Supplied entries:
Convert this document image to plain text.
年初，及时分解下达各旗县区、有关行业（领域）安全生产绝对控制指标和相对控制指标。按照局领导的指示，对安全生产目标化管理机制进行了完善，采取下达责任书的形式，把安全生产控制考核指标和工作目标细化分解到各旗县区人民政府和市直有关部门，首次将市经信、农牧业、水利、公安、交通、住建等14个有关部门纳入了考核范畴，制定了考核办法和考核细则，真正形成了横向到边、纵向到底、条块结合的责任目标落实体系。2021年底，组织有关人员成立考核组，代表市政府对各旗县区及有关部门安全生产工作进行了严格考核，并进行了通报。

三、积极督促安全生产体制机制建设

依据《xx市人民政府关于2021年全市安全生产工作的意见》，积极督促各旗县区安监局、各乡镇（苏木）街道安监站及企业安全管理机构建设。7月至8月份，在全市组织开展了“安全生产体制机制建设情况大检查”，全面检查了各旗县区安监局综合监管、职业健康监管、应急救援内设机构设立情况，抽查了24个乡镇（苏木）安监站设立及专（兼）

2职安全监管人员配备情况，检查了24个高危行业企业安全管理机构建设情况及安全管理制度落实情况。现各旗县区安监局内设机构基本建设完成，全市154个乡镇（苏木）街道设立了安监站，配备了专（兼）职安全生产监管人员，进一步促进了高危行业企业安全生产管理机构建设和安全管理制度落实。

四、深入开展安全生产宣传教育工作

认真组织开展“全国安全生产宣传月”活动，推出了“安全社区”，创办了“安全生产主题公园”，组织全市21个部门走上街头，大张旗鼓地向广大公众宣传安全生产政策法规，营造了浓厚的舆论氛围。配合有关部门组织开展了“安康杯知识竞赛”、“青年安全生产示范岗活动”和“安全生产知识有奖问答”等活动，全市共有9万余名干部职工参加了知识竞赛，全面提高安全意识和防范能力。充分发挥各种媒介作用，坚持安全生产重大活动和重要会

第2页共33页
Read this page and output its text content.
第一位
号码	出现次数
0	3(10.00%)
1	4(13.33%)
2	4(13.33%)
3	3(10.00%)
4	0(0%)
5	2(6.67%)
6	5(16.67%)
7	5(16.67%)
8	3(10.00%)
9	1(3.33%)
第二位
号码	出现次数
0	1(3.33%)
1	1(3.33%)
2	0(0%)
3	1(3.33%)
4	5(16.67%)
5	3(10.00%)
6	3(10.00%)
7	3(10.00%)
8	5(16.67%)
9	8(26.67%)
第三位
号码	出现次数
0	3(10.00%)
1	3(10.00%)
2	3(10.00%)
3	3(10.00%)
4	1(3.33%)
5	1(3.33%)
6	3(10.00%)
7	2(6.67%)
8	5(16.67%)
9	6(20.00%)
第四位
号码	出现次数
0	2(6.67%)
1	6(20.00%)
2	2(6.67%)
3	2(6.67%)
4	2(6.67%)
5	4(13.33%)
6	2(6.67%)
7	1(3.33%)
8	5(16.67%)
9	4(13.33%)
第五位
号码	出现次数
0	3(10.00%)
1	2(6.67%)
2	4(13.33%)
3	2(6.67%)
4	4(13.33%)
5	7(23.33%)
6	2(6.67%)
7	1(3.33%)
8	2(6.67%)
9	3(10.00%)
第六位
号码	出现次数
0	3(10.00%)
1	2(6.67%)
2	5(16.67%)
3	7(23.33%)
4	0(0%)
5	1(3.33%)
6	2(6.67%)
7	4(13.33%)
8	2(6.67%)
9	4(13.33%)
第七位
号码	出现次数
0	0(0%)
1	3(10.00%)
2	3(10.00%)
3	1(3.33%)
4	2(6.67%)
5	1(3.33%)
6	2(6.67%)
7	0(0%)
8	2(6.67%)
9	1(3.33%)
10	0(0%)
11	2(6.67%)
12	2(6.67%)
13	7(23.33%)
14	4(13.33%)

Exercise prompt:
Each line of the material above must be retyped precisely.

Exercise solution:
Convert this document image to plain text.
年初，及时分解下达各旗县区、有关行业（领域）安全生产绝对控制指标和相对控制指标。按照局领导的指示，对安全生产目标化管理机制进行了完善，采取下达责任书的形式，把安全生产控制考核指标和工作目标细化分解到各旗县区人民政府和市直有关部门，首次将市经信、农牧业、水利、公安、交通、住建等14个有关部门纳入了考核范畴，制定了考核办法和考核细则，真正形成了横向到边、纵向到底、条块结合的责任目标落实体系。2021年底，组织有关人员成立考核组，代表市政府对各旗县区及有关部门安全生产工作进行了严格考核，并进行了通报。

三、积极督促安全生产体制机制建设

依据《xx市人民政府关于2021年全市安全生产工作的意见》，积极督促各旗县区安监局、各乡镇（苏木）街道安监站及企业安全管理机构建设。7月至8月份，在全市组织开展了“安全生产体制机制建设情况大检查”，全面检查了各旗县区安监局综合监管、职业健康监管、应急救援内设机构设立情况，抽查了24个乡镇（苏木）安监站设立及专（兼）

2职安全监管人员配备情况，检查了24个高危行业企业安全管理机构建设情况及安全管理制度落实情况。现各旗县区安监局内设机构基本建设完成，全市154个乡镇（苏木）街道设立了安监站，配备了专（兼）职安全生产监管人员，进一步促进了高危行业企业安全生产管理机构建设和安全管理制度落实。

四、深入开展安全生产宣传教育工作

认真组织开展“全国安全生产宣传月”活动，推出了“安全社区”，创办了“安全生产主题公园”，组织全市21个部门走上街头，大张旗鼓地向广大公众宣传安全生产政策法规，营造了浓厚的舆论氛围。配合有关部门组织开展了“安康杯知识竞赛”、“青年安全生产示范岗活动”和“安全生产知识有奖问答”等活动，全市共有9万余名干部职工参加了知识竞赛，全面提高安全意识和防范能力。充分发挥各种媒介作用，坚持安全生产重大活动和重要会

第2页共33页
Read this page and output its text content.
第一位
号码	出现次数
0	3(10.00%)
1	4(13.33%)
2	4(13.33%)
3	3(10.00%)
4	0(0%)
5	2(6.67%)
6	5(16.67%)
7	5(16.67%)
8	3(10.00%)
9	1(3.33%)
第二位
号码	出现次数
0	1(3.33%)
1	1(3.33%)
2	0(0%)
3	1(3.33%)
4	5(16.67%)
5	3(10.00%)
6	3(10.00%)
7	3(10.00%)
8	5(16.67%)
9	8(26.67%)
第三位
号码	出现次数
0	3(10.00%)
1	3(10.00%)
2	3(10.00%)
3	3(10.00%)
4	1(3.33%)
5	1(3.33%)
6	3(10.00%)
7	2(6.67%)
8	5(16.67%)
9	6(20.00%)
第四位
号码	出现次数
0	2(6.67%)
1	6(20.00%)
2	2(6.67%)
3	2(6.67%)
4	2(6.67%)
5	4(13.33%)
6	2(6.67%)
7	1(3.33%)
8	5(16.67%)
9	4(13.33%)
第五位
号码	出现次数
0	3(10.00%)
1	2(6.67%)
2	4(13.33%)
3	2(6.67%)
4	4(13.33%)
5	7(23.33%)
6	2(6.67%)
7	1(3.33%)
8	2(6.67%)
9	3(10.00%)
第六位
号码	出现次数
0	3(10.00%)
1	2(6.67%)
2	5(16.67%)
3	7(23.33%)
4	0(0%)
5	1(3.33%)
6	2(6.67%)
7	4(13.33%)
8	2(6.67%)
9	4(13.33%)
第七位
号码	出现次数
0	0(0%)
1	3(10.00%)
2	3(10.00%)
3	1(3.33%)
4	2(6.67%)
5	1(3.33%)
6	2(6.67%)
7	0(0%)
8	2(6.67%)
9	1(3.33%)
10	0(0%)
11	2(6.67%)
12	2(6.67%)
13	7(23.33%)
14	4(13.33%)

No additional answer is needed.